Aim of the task:
Search the entries for the word "type" and pull out each line that has it.

Working data:
########
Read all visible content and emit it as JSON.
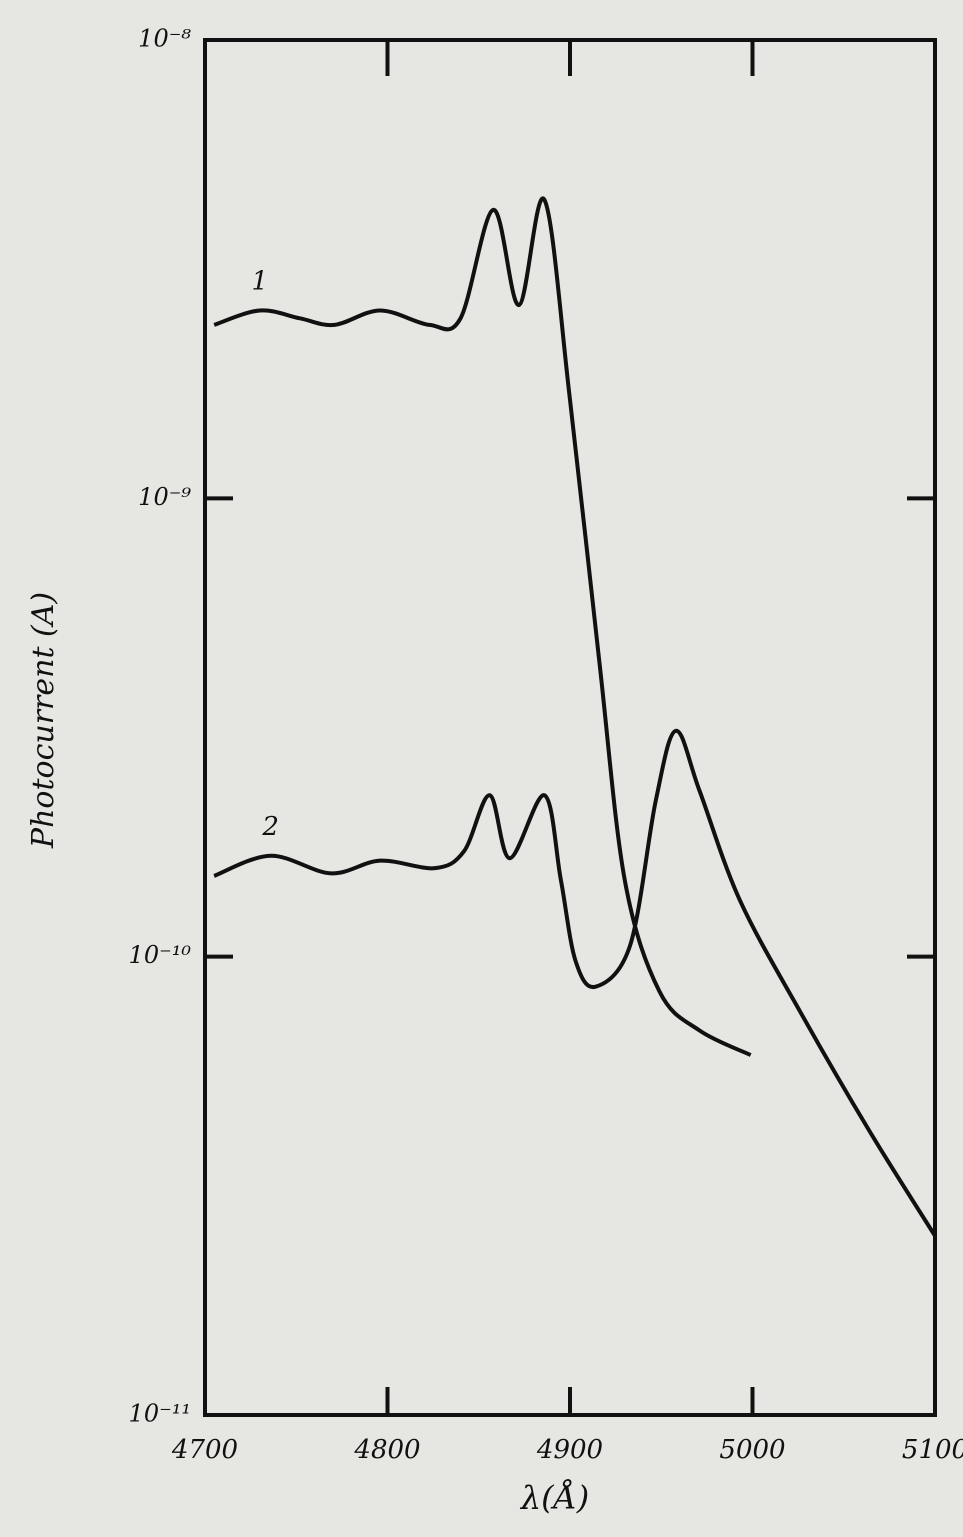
{
  "chart_data": {
    "type": "line",
    "x_label": "λ(Å)",
    "y_label": "Photocurrent (A)",
    "log_y": true,
    "xlim": [
      4700,
      5100
    ],
    "ylim": [
      1e-11,
      1e-08
    ],
    "xticks": [
      4700,
      4800,
      4900,
      5000,
      5100
    ],
    "yticks": [
      {
        "value": 1e-11,
        "label": "10⁻¹¹"
      },
      {
        "value": 1e-10,
        "label": "10⁻¹⁰"
      },
      {
        "value": 1e-09,
        "label": "10⁻⁹"
      },
      {
        "value": 1e-08,
        "label": "10⁻⁸"
      }
    ],
    "series": [
      {
        "name": "1",
        "color": "#111111",
        "x": [
          4705,
          4730,
          4752,
          4771,
          4796,
          4823,
          4840,
          4858,
          4872,
          4886,
          4900,
          4916,
          4930,
          4949,
          4971,
          4999
        ],
        "values": [
          2.39e-09,
          2.57e-09,
          2.47e-09,
          2.39e-09,
          2.57e-09,
          2.39e-09,
          2.47e-09,
          4.26e-09,
          2.64e-09,
          4.48e-09,
          1.64e-09,
          4.43e-10,
          1.47e-10,
          8.4e-11,
          6.9e-11,
          6.1e-11
        ]
      },
      {
        "name": "2",
        "color": "#111111",
        "x": [
          4705,
          4736,
          4769,
          4796,
          4826,
          4842,
          4856,
          4867,
          4886,
          4895,
          4903,
          4914,
          4933,
          4947,
          4958,
          4971,
          4993,
          5026,
          5064,
          5100
        ],
        "values": [
          1.5e-10,
          1.66e-10,
          1.52e-10,
          1.62e-10,
          1.56e-10,
          1.7e-10,
          2.25e-10,
          1.64e-10,
          2.25e-10,
          1.47e-10,
          9.8e-11,
          8.6e-11,
          1.06e-10,
          2.19e-10,
          3.11e-10,
          2.3e-10,
          1.33e-10,
          7.6e-11,
          4.17e-11,
          2.46e-11
        ]
      }
    ]
  }
}
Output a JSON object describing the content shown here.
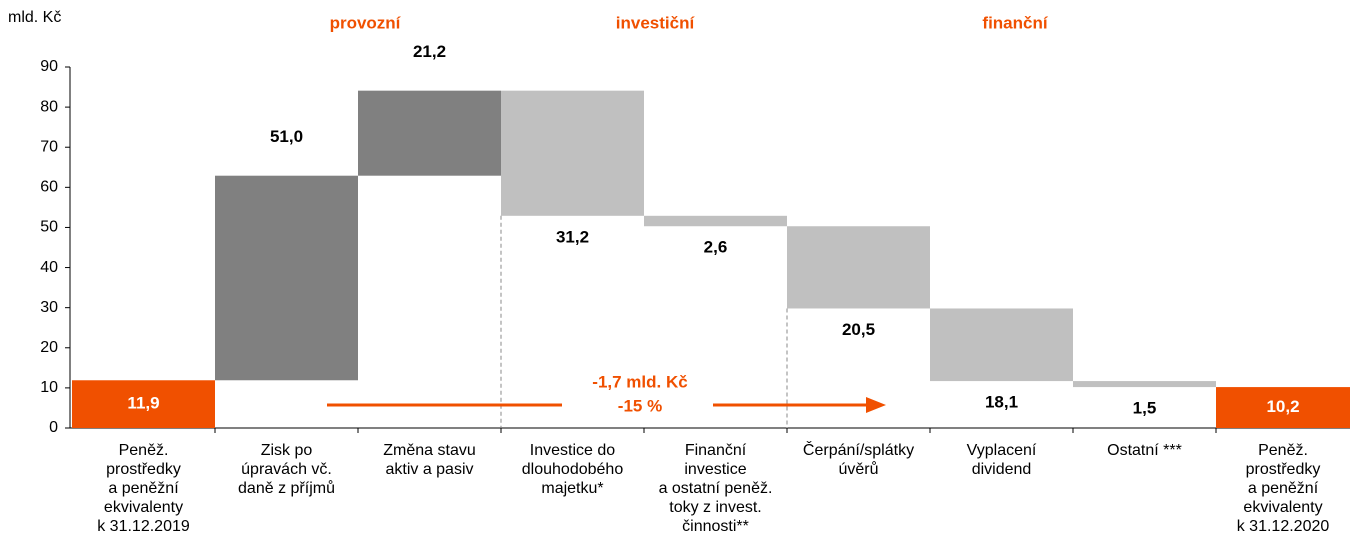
{
  "chart_data": {
    "type": "waterfall",
    "y_label": "mld. Kč",
    "groups": [
      "provozní",
      "investiční",
      "finanční"
    ],
    "annotations": [
      "-1,7 mld. Kč",
      "-15 %"
    ],
    "categories": [
      [
        "Peněž.",
        "prostředky",
        "a peněžní",
        "ekvivalenty",
        "k 31.12.2019"
      ],
      [
        "Zisk po",
        "úpravách vč.",
        "daně z příjmů"
      ],
      [
        "Změna stavu",
        "aktiv a pasiv"
      ],
      [
        "Investice do",
        "dlouhodobého",
        "majetku*"
      ],
      [
        "Finanční",
        "investice",
        "a ostatní peněž.",
        "toky z invest.",
        "činnosti**"
      ],
      [
        "Čerpání/splátky",
        "úvěrů"
      ],
      [
        "Vyplacení",
        "dividend"
      ],
      [
        "Ostatní ***"
      ],
      [
        "Peněž.",
        "prostředky",
        "a peněžní",
        "ekvivalenty",
        "k 31.12.2020"
      ]
    ],
    "values": [
      11.9,
      51.0,
      21.2,
      -31.2,
      -2.6,
      -20.5,
      -18.1,
      -1.5,
      10.2
    ],
    "value_labels": [
      "11,9",
      "51,0",
      "21,2",
      "31,2",
      "2,6",
      "20,5",
      "18,1",
      "1,5",
      "10,2"
    ],
    "colors": [
      "#f05000",
      "#808080",
      "#808080",
      "#c0c0c0",
      "#c0c0c0",
      "#c0c0c0",
      "#c0c0c0",
      "#c0c0c0",
      "#f05000"
    ],
    "ylim": [
      0,
      90
    ],
    "yticks": [
      0,
      10,
      20,
      30,
      40,
      50,
      60,
      70,
      80,
      90
    ]
  }
}
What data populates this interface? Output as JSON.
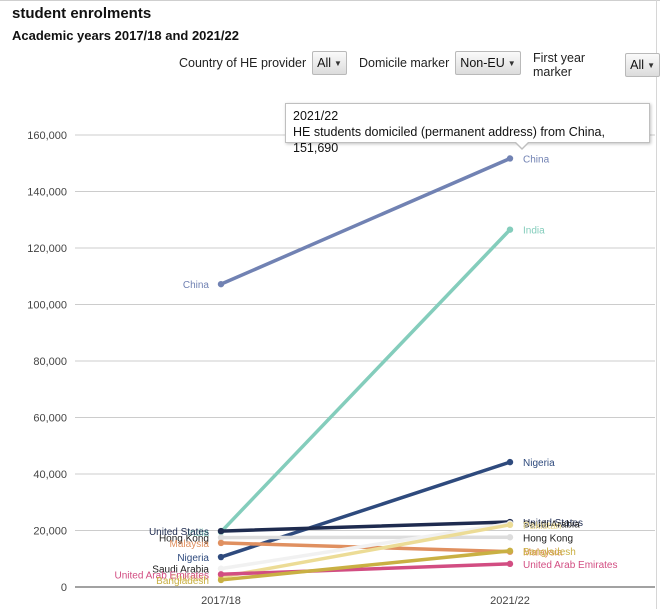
{
  "header": {
    "title": "student enrolments",
    "subtitle": "Academic years 2017/18 and 2021/22"
  },
  "filters": [
    {
      "label": "Country of HE provider",
      "value": "All"
    },
    {
      "label": "Domicile marker",
      "value": "Non-EU"
    },
    {
      "label": "First year marker",
      "value": "All"
    }
  ],
  "tooltip": {
    "line1": "2021/22",
    "line2": "HE students domiciled (permanent address) from China, 151,690"
  },
  "chart_data": {
    "type": "line",
    "categories": [
      "2017/18",
      "2021/22"
    ],
    "ylim": [
      0,
      160000
    ],
    "yticks": [
      "0",
      "20,000",
      "40,000",
      "60,000",
      "80,000",
      "100,000",
      "120,000",
      "140,000",
      "160,000"
    ],
    "ytick_values": [
      0,
      20000,
      40000,
      60000,
      80000,
      100000,
      120000,
      140000,
      160000
    ],
    "grid": true,
    "series": [
      {
        "name": "China",
        "values": [
          107200,
          151690
        ],
        "color": "#7182b3"
      },
      {
        "name": "India",
        "values": [
          19500,
          126500
        ],
        "color": "#84cdbc"
      },
      {
        "name": "Nigeria",
        "values": [
          10600,
          44200
        ],
        "color": "#2e4a7d"
      },
      {
        "name": "United States",
        "values": [
          19800,
          23000
        ],
        "color": "#1e2b4f"
      },
      {
        "name": "Hong Kong",
        "values": [
          17500,
          17600
        ],
        "color": "#dddddd"
      },
      {
        "name": "Malaysia",
        "values": [
          15600,
          12500
        ],
        "color": "#e09060"
      },
      {
        "name": "Saudi Arabia",
        "values": [
          6500,
          22500
        ],
        "color": "#f1f1f1"
      },
      {
        "name": "Pakistan",
        "values": [
          3500,
          22000
        ],
        "color": "#ecdc96"
      },
      {
        "name": "United Arab Emirates",
        "values": [
          4500,
          8200
        ],
        "color": "#d24d82"
      },
      {
        "name": "Bangladesh",
        "values": [
          2500,
          12800
        ],
        "color": "#c9b043"
      }
    ]
  }
}
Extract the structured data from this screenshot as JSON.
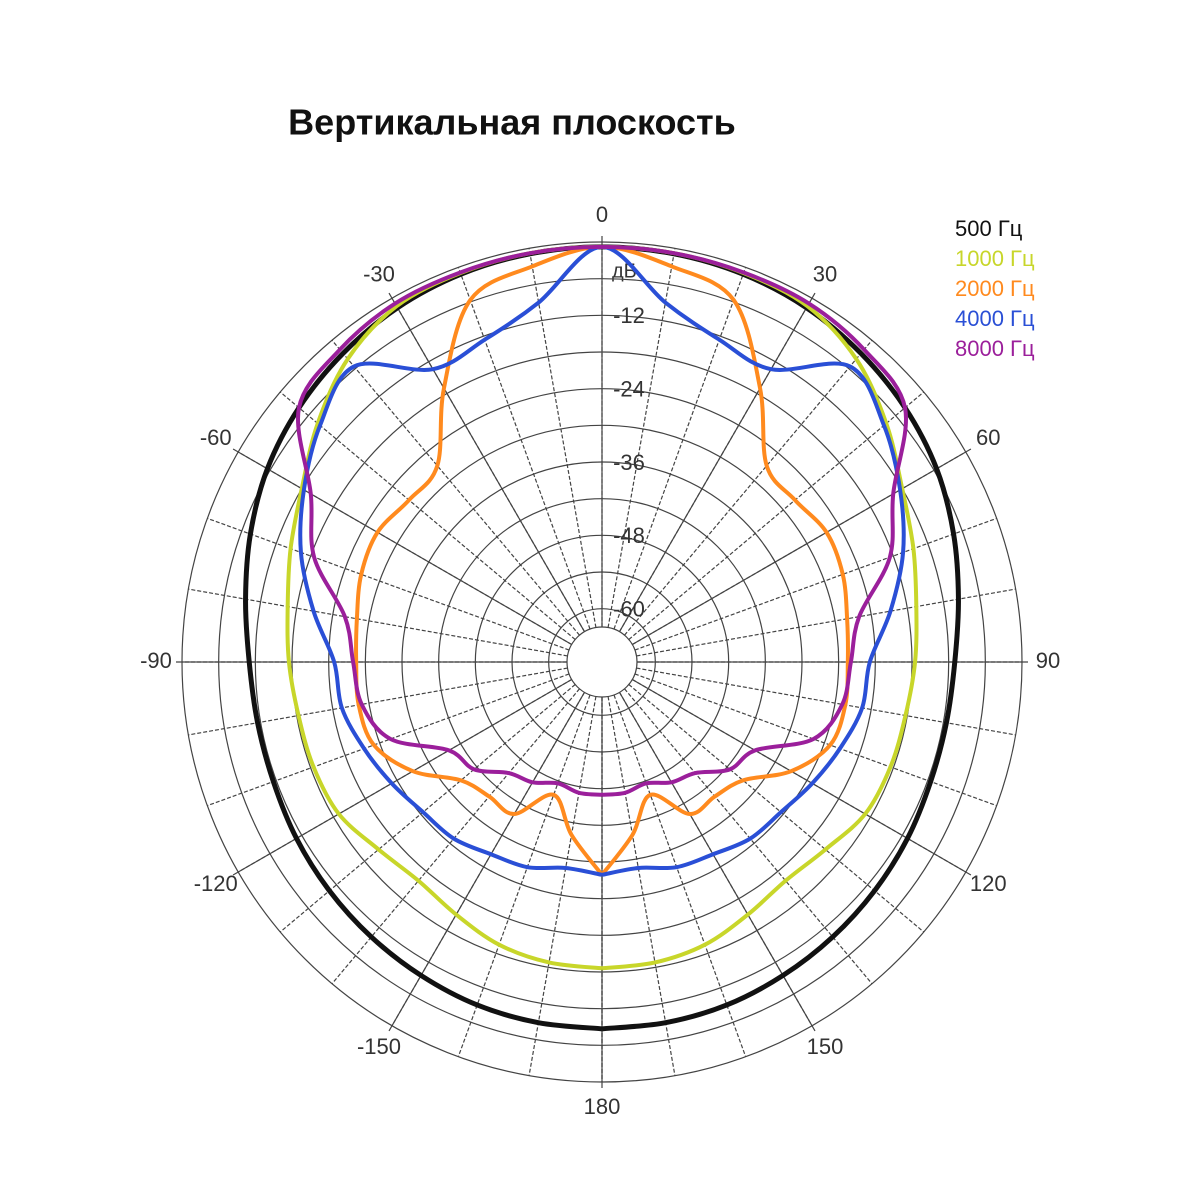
{
  "chart_data": {
    "type": "polar",
    "title": "Вертикальная плоскость",
    "r_unit": "дБ",
    "rlim": [
      -63,
      0
    ],
    "rticks": [
      -60,
      -48,
      -36,
      -24,
      -12
    ],
    "rminor": [
      -54,
      -42,
      -30,
      -18,
      -6
    ],
    "thetaticks": [
      0,
      30,
      60,
      90,
      120,
      150,
      180,
      -150,
      -120,
      -90,
      -60,
      -30
    ],
    "theta": [
      -180,
      -170,
      -160,
      -150,
      -140,
      -130,
      -120,
      -110,
      -100,
      -90,
      -80,
      -70,
      -60,
      -50,
      -40,
      -30,
      -20,
      -10,
      0,
      10,
      20,
      30,
      40,
      50,
      60,
      70,
      80,
      90,
      100,
      110,
      120,
      130,
      140,
      150,
      160,
      170,
      180
    ],
    "series": [
      {
        "name": "500 Гц",
        "color": "#111111",
        "values": [
          -8.7,
          -8.8,
          -9,
          -9.5,
          -10,
          -10.5,
          -11,
          -11.5,
          -11.5,
          -11,
          -9.5,
          -7.5,
          -5.5,
          -4,
          -2.8,
          -1.8,
          -1.2,
          -0.9,
          -0.8,
          -0.9,
          -1.2,
          -1.8,
          -2.8,
          -4,
          -5.5,
          -7.5,
          -9.5,
          -11,
          -11.5,
          -11.5,
          -11,
          -10.5,
          -10,
          -9.5,
          -9,
          -8.8,
          -8.7
        ]
      },
      {
        "name": "1000 Гц",
        "color": "#c8d62a",
        "values": [
          -18.6,
          -18.8,
          -19.5,
          -21,
          -22,
          -21,
          -19,
          -18.5,
          -18.3,
          -17.5,
          -16.5,
          -14.5,
          -12,
          -8,
          -4,
          -1.5,
          -1,
          -0.8,
          -0.8,
          -0.8,
          -1,
          -1.5,
          -4,
          -8,
          -12,
          -14.5,
          -16.5,
          -17.5,
          -18.3,
          -18.5,
          -19,
          -21,
          -22,
          -21,
          -19.5,
          -18.8,
          -18.6
        ]
      },
      {
        "name": "2000 Гц",
        "color": "#ff8a1e",
        "values": [
          -33.9,
          -40,
          -45.6,
          -40,
          -40,
          -38.6,
          -33,
          -29,
          -28.3,
          -28.5,
          -28,
          -26.8,
          -26.3,
          -27.5,
          -26.8,
          -17,
          -5.7,
          -3,
          -0.8,
          -3,
          -5.7,
          -17,
          -26.8,
          -27.5,
          -26.3,
          -26.8,
          -28,
          -28.5,
          -28.3,
          -29,
          -33,
          -38.6,
          -40,
          -40,
          -45.6,
          -40,
          -33.9
        ]
      },
      {
        "name": "4000 Гц",
        "color": "#2a4fd6",
        "values": [
          -33.9,
          -34.5,
          -33,
          -32.4,
          -31,
          -30.5,
          -29,
          -27.3,
          -25.5,
          -24.9,
          -20.8,
          -16.3,
          -12.4,
          -8.5,
          -5.6,
          -13.4,
          -12.6,
          -9,
          -0.8,
          -9,
          -12.6,
          -13.4,
          -5.6,
          -8.5,
          -12.4,
          -16.3,
          -20.8,
          -24.9,
          -25.5,
          -27.3,
          -29,
          -30.5,
          -31,
          -32.4,
          -33,
          -34.5,
          -33.9
        ]
      },
      {
        "name": "8000 Гц",
        "color": "#9b1f9b",
        "values": [
          -47,
          -47,
          -47.6,
          -46,
          -45,
          -41.4,
          -39.8,
          -31.9,
          -28.8,
          -28,
          -26,
          -18.6,
          -13.7,
          -4,
          -2,
          -1,
          -0.9,
          -0.8,
          -0.8,
          -0.8,
          -0.9,
          -1,
          -2,
          -4,
          -13.7,
          -18.6,
          -26,
          -28,
          -28.8,
          -31.9,
          -39.8,
          -41.4,
          -45,
          -46,
          -47.6,
          -47,
          -47
        ]
      }
    ]
  }
}
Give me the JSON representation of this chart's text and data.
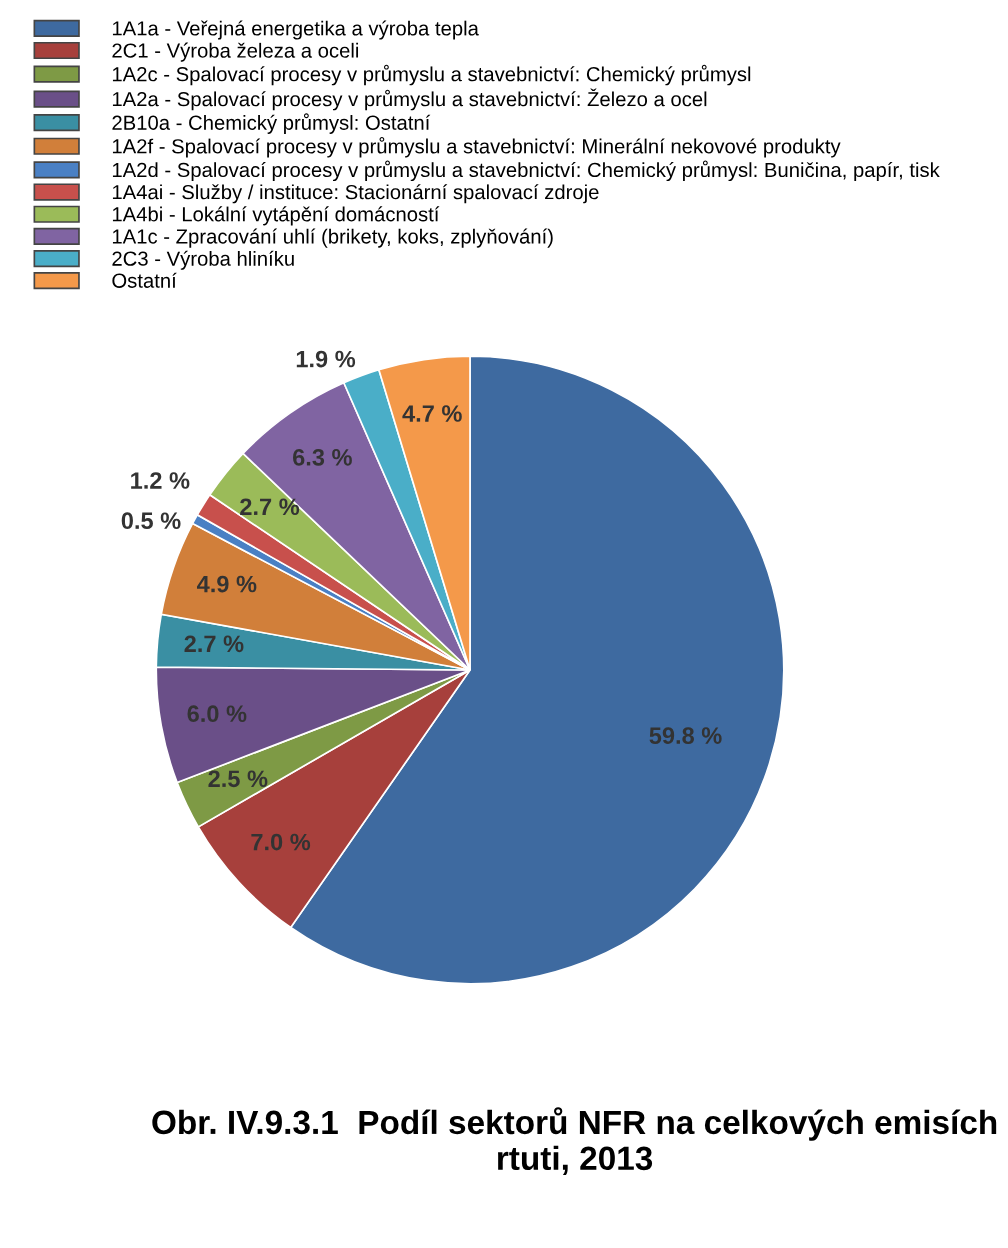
{
  "chart_data": {
    "type": "pie",
    "title": "Obr. IV.9.3.1  Podíl sektorů NFR na celkových emisích rtuti, 2013",
    "categories": [
      "1A1a - Veřejná energetika a výroba tepla",
      "2C1 - Výroba železa a oceli",
      "1A2c - Spalovací procesy v průmyslu a stavebnictví: Chemický průmysl",
      "1A2a - Spalovací procesy v průmyslu a stavebnictví: Železo a ocel",
      "2B10a - Chemický průmysl: Ostatní",
      "1A2f - Spalovací procesy v průmyslu a stavebnictví: Minerální nekovové produkty",
      "1A2d - Spalovací procesy v průmyslu a stavebnictví: Chemický průmysl: Buničina, papír, tisk",
      "1A4ai - Služby / instituce: Stacionární spalovací zdroje",
      "1A4bi - Lokální vytápění domácností",
      "1A1c - Zpracování uhlí (brikety, koks, zplyňování)",
      "2C3 - Výroba hliníku",
      "Ostatní"
    ],
    "values": [
      59.8,
      7.0,
      2.5,
      6.0,
      2.7,
      4.9,
      0.5,
      1.2,
      2.7,
      6.3,
      1.9,
      4.7
    ],
    "value_labels": [
      "59.8 %",
      "7.0 %",
      "2.5 %",
      "6.0 %",
      "2.7 %",
      "4.9 %",
      "0.5 %",
      "1.2 %",
      "2.7 %",
      "6.3 %",
      "1.9 %",
      "4.7 %"
    ],
    "colors": [
      "#3e6aa0",
      "#a7403c",
      "#7e9a45",
      "#6a4f88",
      "#3a8fa3",
      "#d17f3a",
      "#4a80c4",
      "#c8504c",
      "#9bbb59",
      "#8064a2",
      "#4aaec8",
      "#f4994a"
    ],
    "legend": "top"
  }
}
########
Exercise answer:
    "type": "line",
    "type": "waterfall",
    "type": "line",
    "type": "polar",
    "type": "pie",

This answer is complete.